**YOUR OBJECTIVE**
Isolate every line in the records below with "railroads" in it.

[start]

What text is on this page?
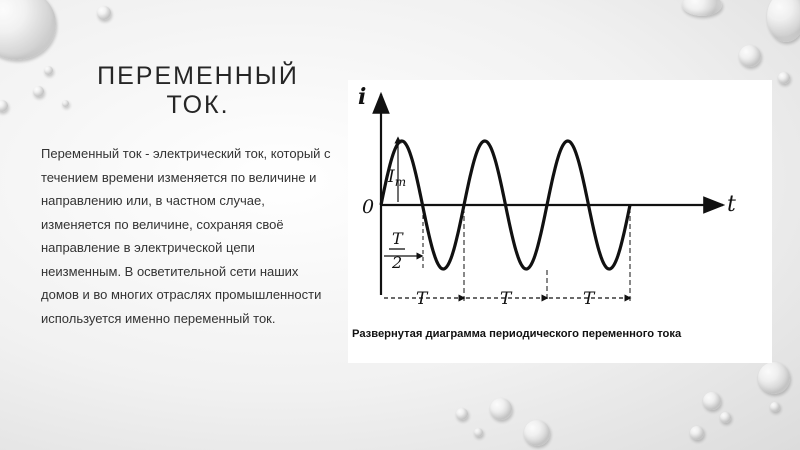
ПЕРЕМЕННЫЙ ТОК.

Переменный ток - электрический ток, который с течением времени изменяется по величине и направлению или, в частном случае, изменяется по величине, сохраняя своё направление в электрической цепи неизменным. В осветительной сети наших домов и во многих отраслях промышленности используется именно переменный ток.

i
t
0
$I_m$
T
2
T	T	T

Развернутая диаграмма периодического переменного тока
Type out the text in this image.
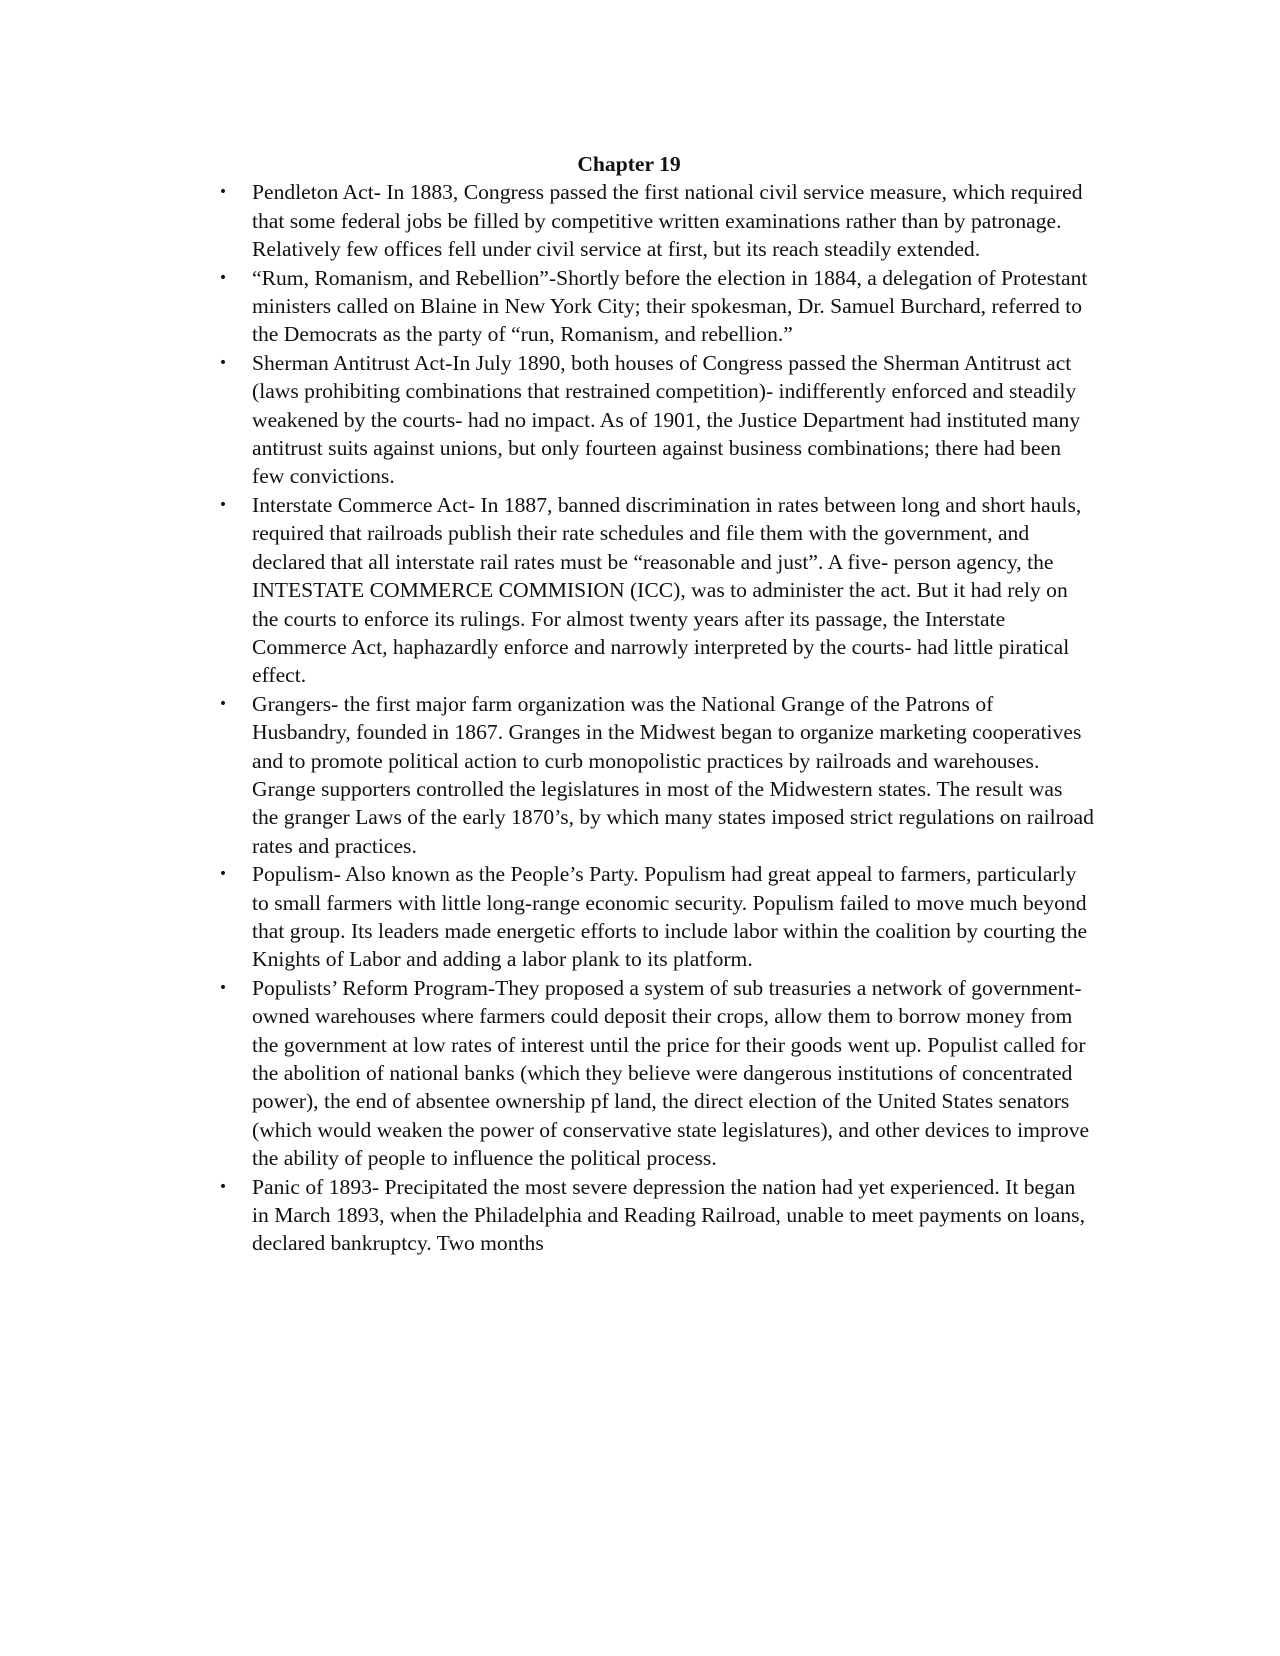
Chapter 19
• Pendleton Act- In 1883, Congress passed the first national civil service measure, which required that some federal jobs be filled by competitive written examinations rather than by patronage. Relatively few offices fell under civil service at first, but its reach steadily extended.
• “Rum, Romanism, and Rebellion”-Shortly before the election in 1884, a delegation of Protestant ministers called on Blaine in New York City; their spokesman, Dr. Samuel Burchard, referred to the Democrats as the party of “run, Romanism, and rebellion.”
• Sherman Antitrust Act-In July 1890, both houses of Congress passed the Sherman Antitrust act (laws prohibiting combinations that restrained competition)- indifferently enforced and steadily weakened by the courts- had no impact. As of 1901, the Justice Department had instituted many antitrust suits against unions, but only fourteen against business combinations; there had been few convictions.
• Interstate Commerce Act- In 1887, banned discrimination in rates between long and short hauls, required that railroads publish their rate schedules and file them with the government, and declared that all interstate rail rates must be “reasonable and just”. A five- person agency, the INTESTATE COMMERCE COMMISION (ICC), was to administer the act. But it had rely on the courts to enforce its rulings. For almost twenty years after its passage, the Interstate Commerce Act, haphazardly enforce and narrowly interpreted by the courts- had little piratical effect.
• Grangers- the first major farm organization was the National Grange of the Patrons of Husbandry, founded in 1867. Granges in the Midwest began to organize marketing cooperatives and to promote political action to curb monopolistic practices by railroads and warehouses. Grange supporters controlled the legislatures in most of the Midwestern states. The result was the granger Laws of the early 1870’s, by which many states imposed strict regulations on railroad rates and practices.
• Populism- Also known as the People’s Party. Populism had great appeal to farmers, particularly to small farmers with little long-range economic security. Populism failed to move much beyond that group. Its leaders made energetic efforts to include labor within the coalition by courting the Knights of Labor and adding a labor plank to its platform.
• Populists’ Reform Program-They proposed a system of sub treasuries a network of government-owned warehouses where farmers could deposit their crops, allow them to borrow money from the government at low rates of interest until the price for their goods went up. Populist called for the abolition of national banks (which they believe were dangerous institutions of concentrated power), the end of absentee ownership pf land, the direct election of the United States senators (which would weaken the power of conservative state legislatures), and other devices to improve the ability of people to influence the political process.
• Panic of 1893- Precipitated the most severe depression the nation had yet experienced. It began in March 1893, when the Philadelphia and Reading Railroad, unable to meet payments on loans, declared bankruptcy. Two months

[end]

**TASK SOLUTION**
• Interstate Commerce Act- In 1887, banned discrimination in rates between long and short hauls, required that railroads publish their rate schedules and file them with the government, and declared that all interstate rail rates must be “reasonable and just”. A five- person agency, the INTESTATE COMMERCE COMMISION (ICC), was to administer the act. But it had rely on the courts to enforce its rulings. For almost twenty years after its passage, the Interstate Commerce Act, haphazardly enforce and narrowly interpreted by the courts- had little piratical effect.
• Grangers- the first major farm organization was the National Grange of the Patrons of Husbandry, founded in 1867. Granges in the Midwest began to organize marketing cooperatives and to promote political action to curb monopolistic practices by railroads and warehouses. Grange supporters controlled the legislatures in most of the Midwestern states. The result was the granger Laws of the early 1870’s, by which many states imposed strict regulations on railroad rates and practices.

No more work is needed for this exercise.